The task:
Reproduce every line of the items below verbatim, omitting the pictures from your answer.

§

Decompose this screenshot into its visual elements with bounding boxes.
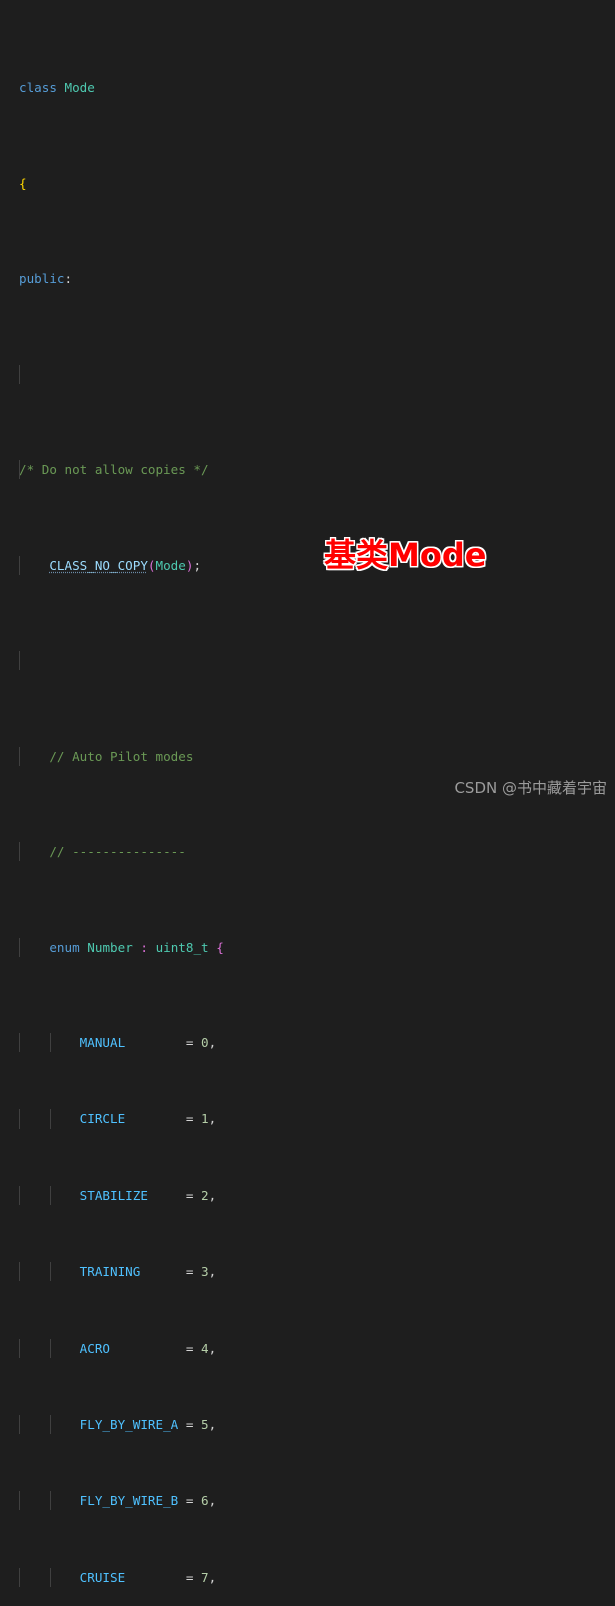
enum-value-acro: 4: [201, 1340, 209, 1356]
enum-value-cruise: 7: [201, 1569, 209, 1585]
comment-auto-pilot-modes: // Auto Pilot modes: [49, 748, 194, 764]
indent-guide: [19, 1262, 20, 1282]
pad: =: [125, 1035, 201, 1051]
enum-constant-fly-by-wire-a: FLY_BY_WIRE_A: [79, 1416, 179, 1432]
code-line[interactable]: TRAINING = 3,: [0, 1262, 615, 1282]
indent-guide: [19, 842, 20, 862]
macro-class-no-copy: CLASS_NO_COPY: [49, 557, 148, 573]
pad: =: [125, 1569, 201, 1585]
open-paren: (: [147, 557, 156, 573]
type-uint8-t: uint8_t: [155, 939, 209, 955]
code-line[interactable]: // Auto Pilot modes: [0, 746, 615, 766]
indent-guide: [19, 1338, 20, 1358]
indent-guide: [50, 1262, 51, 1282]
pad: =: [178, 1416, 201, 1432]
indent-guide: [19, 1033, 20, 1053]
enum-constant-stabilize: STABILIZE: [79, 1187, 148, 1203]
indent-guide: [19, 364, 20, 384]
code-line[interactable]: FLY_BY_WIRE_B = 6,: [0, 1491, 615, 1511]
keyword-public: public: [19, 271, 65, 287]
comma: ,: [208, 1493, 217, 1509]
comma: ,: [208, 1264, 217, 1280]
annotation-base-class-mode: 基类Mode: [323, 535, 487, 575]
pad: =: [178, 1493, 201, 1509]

§

Output for this task:
Decompose this screenshot into its visual elements with bounding boxes.
enum-value-acro: 4: [201, 1340, 209, 1356]
enum-value-cruise: 7: [201, 1569, 209, 1585]
comment-auto-pilot-modes: // Auto Pilot modes: [49, 748, 194, 764]
indent-guide: [19, 1262, 20, 1282]
pad: =: [125, 1035, 201, 1051]
enum-constant-fly-by-wire-a: FLY_BY_WIRE_A: [79, 1416, 179, 1432]
code-line[interactable]: TRAINING = 3,: [0, 1262, 615, 1282]
indent-guide: [19, 842, 20, 862]
macro-class-no-copy: CLASS_NO_COPY: [49, 557, 148, 573]
pad: =: [125, 1569, 201, 1585]
open-paren: (: [147, 557, 156, 573]
type-uint8-t: uint8_t: [155, 939, 209, 955]
code-line[interactable]: // Auto Pilot modes: [0, 746, 615, 766]
indent-guide: [19, 1338, 20, 1358]
indent-guide: [50, 1262, 51, 1282]
pad: =: [178, 1416, 201, 1432]
indent-guide: [19, 1033, 20, 1053]
enum-constant-stabilize: STABILIZE: [79, 1187, 148, 1203]
indent-guide: [19, 364, 20, 384]
code-line[interactable]: FLY_BY_WIRE_B = 6,: [0, 1491, 615, 1511]
keyword-public: public: [19, 271, 65, 287]
comma: ,: [208, 1493, 217, 1509]
comma: ,: [208, 1264, 217, 1280]
annotation-base-class-mode: 基类Mode: [323, 535, 487, 575]
pad: =: [178, 1493, 201, 1509]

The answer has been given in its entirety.